== YOUR INSTRUCTIONS ==
From the listing below, return each line that includes "Gold".

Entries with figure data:
####

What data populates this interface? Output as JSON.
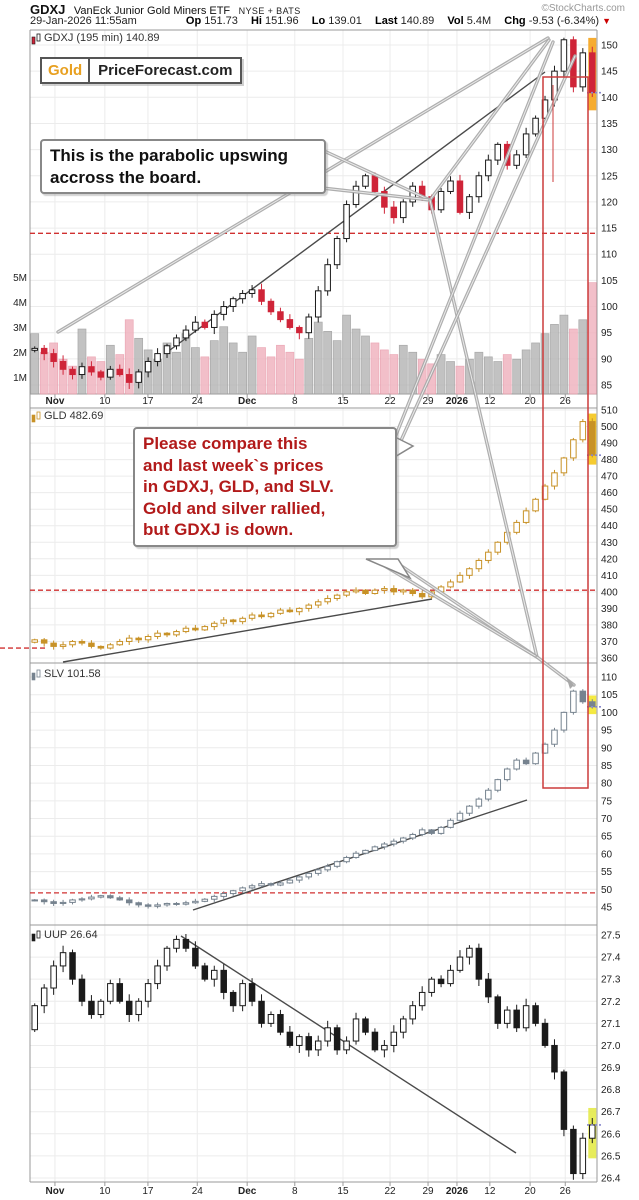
{
  "header": {
    "symbol": "GDXJ",
    "description": "VanEck Junior Gold Miners ETF",
    "exchange": "NYSE + BATS",
    "copyright": "©StockCharts.com",
    "datetime": "29-Jan-2026 11:55am",
    "op_label": "Op",
    "op": "151.73",
    "hi_label": "Hi",
    "hi": "151.96",
    "lo_label": "Lo",
    "lo": "139.01",
    "last_label": "Last",
    "last": "140.89",
    "vol_label": "Vol",
    "vol": "5.4M",
    "chg_label": "Chg",
    "chg": "-9.53 (-6.34%)",
    "down_arrow": "▼"
  },
  "logo": {
    "gold": "Gold",
    "site": "PriceForecast.com"
  },
  "annotations": {
    "note1": {
      "l1": "This is the parabolic upswing",
      "l2": "accross the board."
    },
    "note2": {
      "l1": "Please compare this",
      "l2": "and last week`s prices",
      "l3": "in GDXJ, GLD, and SLV.",
      "l4": "Gold and silver rallied,",
      "l5": "but GDXJ is down."
    },
    "note2_color": "#b21a1a"
  },
  "chart_data": {
    "type": "candlestick-multi-panel",
    "x_labels": [
      {
        "text": "Nov",
        "bold": true,
        "pos": 0.044
      },
      {
        "text": "10",
        "bold": false,
        "pos": 0.132
      },
      {
        "text": "17",
        "bold": false,
        "pos": 0.208
      },
      {
        "text": "24",
        "bold": false,
        "pos": 0.295
      },
      {
        "text": "Dec",
        "bold": true,
        "pos": 0.383
      },
      {
        "text": "8",
        "bold": false,
        "pos": 0.467
      },
      {
        "text": "15",
        "bold": false,
        "pos": 0.552
      },
      {
        "text": "22",
        "bold": false,
        "pos": 0.635
      },
      {
        "text": "29",
        "bold": false,
        "pos": 0.702
      },
      {
        "text": "2026",
        "bold": true,
        "pos": 0.753
      },
      {
        "text": "12",
        "bold": false,
        "pos": 0.811
      },
      {
        "text": "20",
        "bold": false,
        "pos": 0.882
      },
      {
        "text": "26",
        "bold": false,
        "pos": 0.944
      }
    ],
    "panels": [
      {
        "symbol": "GDXJ",
        "title": "GDXJ (195 min) 140.89",
        "last": 140.89,
        "yticks": [
          150,
          145,
          140,
          135,
          130,
          125,
          120,
          115,
          110,
          105,
          100,
          95,
          90,
          85
        ],
        "up_color": "#1a1a1a",
        "down_color": "#cf2438",
        "highlight_color": "#f5a31a",
        "support_lines": [
          {
            "value": 114
          }
        ],
        "closes": [
          92,
          91,
          89.5,
          88,
          87,
          88.5,
          87.5,
          86.5,
          88,
          87,
          85.5,
          87.5,
          89.5,
          91,
          92.5,
          94,
          95.5,
          97,
          96,
          98.5,
          100,
          101.5,
          102.5,
          103.2,
          101,
          99,
          97.5,
          96,
          95,
          98,
          103,
          108,
          113,
          119.5,
          123,
          125,
          122,
          119,
          117,
          120,
          123,
          121,
          118.5,
          122,
          124,
          118,
          121,
          125,
          128,
          131,
          127,
          129,
          133,
          136,
          139.5,
          145,
          151,
          142,
          148.5,
          140.89
        ],
        "volume_m": [
          2.6,
          1.8,
          2.2,
          1.5,
          1.2,
          2.8,
          1.6,
          1.4,
          2.1,
          1.7,
          3.2,
          2.4,
          1.9,
          1.5,
          2.2,
          1.8,
          2.6,
          2.0,
          1.6,
          2.3,
          2.9,
          2.2,
          1.8,
          2.5,
          2.0,
          1.6,
          2.1,
          1.8,
          1.5,
          2.4,
          3.1,
          2.7,
          2.3,
          3.4,
          2.8,
          2.5,
          2.2,
          1.9,
          1.7,
          2.1,
          1.8,
          1.5,
          1.3,
          1.7,
          1.4,
          1.2,
          1.5,
          1.8,
          1.6,
          1.4,
          1.7,
          1.5,
          1.9,
          2.2,
          2.6,
          3.0,
          3.4,
          2.8,
          3.2,
          4.8
        ],
        "volume_axis_labels": [
          "5M",
          "4M",
          "3M",
          "2M",
          "1M"
        ]
      },
      {
        "symbol": "GLD",
        "title": "GLD 482.69",
        "last": 482.69,
        "yticks": [
          510,
          500,
          490,
          480,
          470,
          460,
          450,
          440,
          430,
          420,
          410,
          400,
          390,
          380,
          370,
          360
        ],
        "up_color": "#c89227",
        "down_color": "#c89227",
        "highlight_color": "#f5c51a",
        "support_lines": [
          {
            "value": 401
          },
          {
            "value": 366,
            "stub": true
          }
        ],
        "closes": [
          371,
          369,
          367,
          368,
          370,
          369,
          367,
          366,
          368,
          370,
          372,
          371,
          373,
          375,
          374,
          376,
          378,
          377,
          379,
          381,
          383,
          382,
          384,
          386,
          385,
          387,
          389,
          388,
          390,
          392,
          394,
          396,
          398,
          400,
          401,
          399,
          401,
          402,
          400,
          401,
          399,
          397,
          400,
          403,
          406,
          410,
          414,
          419,
          424,
          430,
          436,
          442,
          449,
          456,
          464,
          472,
          481,
          492,
          503,
          482.69
        ]
      },
      {
        "symbol": "SLV",
        "title": "SLV 101.58",
        "last": 101.58,
        "yticks": [
          110,
          105,
          100,
          95,
          90,
          85,
          80,
          75,
          70,
          65,
          60,
          55,
          50,
          45
        ],
        "up_color": "#76838f",
        "down_color": "#76838f",
        "highlight_color": "#f4e82e",
        "support_lines": [
          {
            "value": 49
          }
        ],
        "closes": [
          47,
          46.5,
          46,
          46.3,
          47,
          47.3,
          47.8,
          48.2,
          47.6,
          47,
          46.2,
          45.6,
          45.2,
          45.6,
          46,
          45.8,
          46.2,
          46.6,
          47.2,
          48,
          48.8,
          49.6,
          50.4,
          51,
          51.6,
          51.2,
          51.8,
          52.6,
          53.5,
          54.5,
          55.5,
          56.5,
          57.8,
          59,
          60.2,
          61,
          62,
          62.8,
          63.6,
          64.5,
          65.5,
          66.8,
          65.8,
          67.5,
          69.5,
          71.5,
          73.5,
          75.5,
          78,
          81,
          84,
          86.5,
          85.5,
          88.5,
          91,
          95,
          100,
          106,
          103,
          101.58
        ]
      },
      {
        "symbol": "UUP",
        "title": "UUP 26.64",
        "last": 26.64,
        "yticks": [
          27.5,
          27.4,
          27.3,
          27.2,
          27.1,
          27.0,
          26.9,
          26.8,
          26.7,
          26.6,
          26.5,
          26.4
        ],
        "up_color": "#1a1a1a",
        "down_color": "#1a1a1a",
        "highlight_color": "#e4ea49",
        "support_lines": [],
        "closes": [
          27.18,
          27.26,
          27.36,
          27.42,
          27.3,
          27.2,
          27.14,
          27.2,
          27.28,
          27.2,
          27.14,
          27.2,
          27.28,
          27.36,
          27.44,
          27.48,
          27.44,
          27.36,
          27.3,
          27.34,
          27.24,
          27.18,
          27.28,
          27.2,
          27.1,
          27.14,
          27.06,
          27.0,
          27.04,
          26.98,
          27.02,
          27.08,
          26.98,
          27.02,
          27.12,
          27.06,
          26.98,
          27.0,
          27.06,
          27.12,
          27.18,
          27.24,
          27.3,
          27.28,
          27.34,
          27.4,
          27.44,
          27.3,
          27.22,
          27.1,
          27.16,
          27.08,
          27.18,
          27.1,
          27.0,
          26.88,
          26.62,
          26.42,
          26.58,
          26.64
        ]
      }
    ],
    "colors": {
      "support_dashed": "#d03030",
      "last_price_dashed": "#8888cc",
      "callout_gray": "#a8a8a8",
      "highlight_box_red": "#cc3b3b",
      "grid": "#ececec",
      "frame": "#999999",
      "volume_up": "#b8b8b8",
      "volume_down": "#f0b4c0"
    }
  }
}
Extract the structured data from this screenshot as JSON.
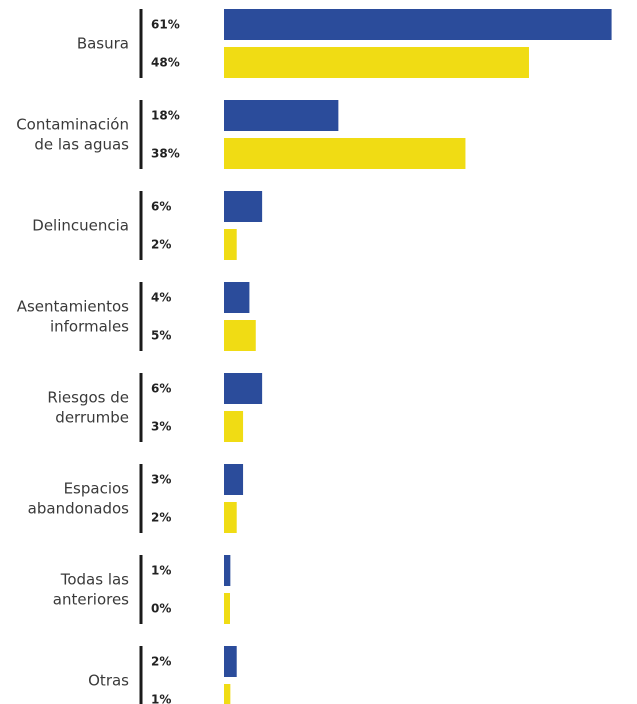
{
  "chart_data": {
    "type": "bar",
    "orientation": "horizontal",
    "categories": [
      [
        "Basura"
      ],
      [
        "Contaminación",
        "de las aguas"
      ],
      [
        "Delincuencia"
      ],
      [
        "Asentamientos",
        "informales"
      ],
      [
        "Riesgos de",
        "derrumbe"
      ],
      [
        "Espacios",
        "abandonados"
      ],
      [
        "Todas las",
        "anteriores"
      ],
      [
        "Otras"
      ]
    ],
    "series": [
      {
        "color": "#2b4c9b",
        "values": [
          61,
          18,
          6,
          4,
          6,
          3,
          1,
          2
        ],
        "labels": [
          "61%",
          "18%",
          "6%",
          "4%",
          "6%",
          "3%",
          "1%",
          "2%"
        ]
      },
      {
        "color": "#f0dc14",
        "values": [
          48,
          38,
          2,
          5,
          3,
          2,
          0,
          1
        ],
        "labels": [
          "48%",
          "38%",
          "2%",
          "5%",
          "3%",
          "2%",
          "0%",
          "1%"
        ]
      }
    ],
    "xlim": [
      0,
      65
    ],
    "grid": false,
    "title": "",
    "xlabel": "",
    "ylabel": ""
  }
}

####

== THE COMPLETED TASK ==
    "description": "VanEck Junior Gold Miners ETF",
    "gold": "Gold",
      "l4": "Gold and silver rallied,",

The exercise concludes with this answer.